## Begin Given records
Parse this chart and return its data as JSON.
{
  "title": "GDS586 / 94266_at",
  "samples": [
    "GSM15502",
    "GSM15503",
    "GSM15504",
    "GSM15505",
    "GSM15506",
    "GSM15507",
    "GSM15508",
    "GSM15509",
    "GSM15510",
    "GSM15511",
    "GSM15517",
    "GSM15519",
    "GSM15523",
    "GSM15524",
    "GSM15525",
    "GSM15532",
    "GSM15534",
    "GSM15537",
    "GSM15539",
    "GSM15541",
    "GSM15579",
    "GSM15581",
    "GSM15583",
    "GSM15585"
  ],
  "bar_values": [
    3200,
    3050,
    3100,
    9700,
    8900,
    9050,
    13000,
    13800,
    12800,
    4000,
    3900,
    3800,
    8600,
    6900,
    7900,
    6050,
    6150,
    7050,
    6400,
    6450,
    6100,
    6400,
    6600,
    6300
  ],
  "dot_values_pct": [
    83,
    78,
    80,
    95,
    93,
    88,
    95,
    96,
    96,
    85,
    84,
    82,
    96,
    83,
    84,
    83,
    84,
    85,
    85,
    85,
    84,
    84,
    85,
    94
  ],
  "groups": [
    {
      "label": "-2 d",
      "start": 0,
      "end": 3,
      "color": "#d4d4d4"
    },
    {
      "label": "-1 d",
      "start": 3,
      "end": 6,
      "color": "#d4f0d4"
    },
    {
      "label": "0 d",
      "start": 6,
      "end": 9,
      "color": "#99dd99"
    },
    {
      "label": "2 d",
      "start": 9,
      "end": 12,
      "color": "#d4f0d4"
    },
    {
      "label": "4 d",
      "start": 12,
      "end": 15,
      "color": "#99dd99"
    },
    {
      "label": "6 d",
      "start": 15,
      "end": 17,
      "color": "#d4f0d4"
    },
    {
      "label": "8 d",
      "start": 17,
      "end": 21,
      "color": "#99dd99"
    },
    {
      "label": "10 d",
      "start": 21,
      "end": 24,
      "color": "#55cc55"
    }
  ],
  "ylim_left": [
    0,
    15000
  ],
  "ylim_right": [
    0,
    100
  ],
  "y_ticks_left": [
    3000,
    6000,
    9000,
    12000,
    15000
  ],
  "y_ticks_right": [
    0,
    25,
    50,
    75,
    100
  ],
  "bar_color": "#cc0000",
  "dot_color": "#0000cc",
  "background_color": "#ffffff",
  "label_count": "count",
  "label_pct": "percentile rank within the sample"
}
## End Given records
— Given problem —
Your task is to retype all the records above with nothing left out.

— Worked answer —
Parse this chart and return its data as JSON.
{
  "title": "GDS586 / 94266_at",
  "samples": [
    "GSM15502",
    "GSM15503",
    "GSM15504",
    "GSM15505",
    "GSM15506",
    "GSM15507",
    "GSM15508",
    "GSM15509",
    "GSM15510",
    "GSM15511",
    "GSM15517",
    "GSM15519",
    "GSM15523",
    "GSM15524",
    "GSM15525",
    "GSM15532",
    "GSM15534",
    "GSM15537",
    "GSM15539",
    "GSM15541",
    "GSM15579",
    "GSM15581",
    "GSM15583",
    "GSM15585"
  ],
  "bar_values": [
    3200,
    3050,
    3100,
    9700,
    8900,
    9050,
    13000,
    13800,
    12800,
    4000,
    3900,
    3800,
    8600,
    6900,
    7900,
    6050,
    6150,
    7050,
    6400,
    6450,
    6100,
    6400,
    6600,
    6300
  ],
  "dot_values_pct": [
    83,
    78,
    80,
    95,
    93,
    88,
    95,
    96,
    96,
    85,
    84,
    82,
    96,
    83,
    84,
    83,
    84,
    85,
    85,
    85,
    84,
    84,
    85,
    94
  ],
  "groups": [
    {
      "label": "-2 d",
      "start": 0,
      "end": 3,
      "color": "#d4d4d4"
    },
    {
      "label": "-1 d",
      "start": 3,
      "end": 6,
      "color": "#d4f0d4"
    },
    {
      "label": "0 d",
      "start": 6,
      "end": 9,
      "color": "#99dd99"
    },
    {
      "label": "2 d",
      "start": 9,
      "end": 12,
      "color": "#d4f0d4"
    },
    {
      "label": "4 d",
      "start": 12,
      "end": 15,
      "color": "#99dd99"
    },
    {
      "label": "6 d",
      "start": 15,
      "end": 17,
      "color": "#d4f0d4"
    },
    {
      "label": "8 d",
      "start": 17,
      "end": 21,
      "color": "#99dd99"
    },
    {
      "label": "10 d",
      "start": 21,
      "end": 24,
      "color": "#55cc55"
    }
  ],
  "ylim_left": [
    0,
    15000
  ],
  "ylim_right": [
    0,
    100
  ],
  "y_ticks_left": [
    3000,
    6000,
    9000,
    12000,
    15000
  ],
  "y_ticks_right": [
    0,
    25,
    50,
    75,
    100
  ],
  "bar_color": "#cc0000",
  "dot_color": "#0000cc",
  "background_color": "#ffffff",
  "label_count": "count",
  "label_pct": "percentile rank within the sample"
}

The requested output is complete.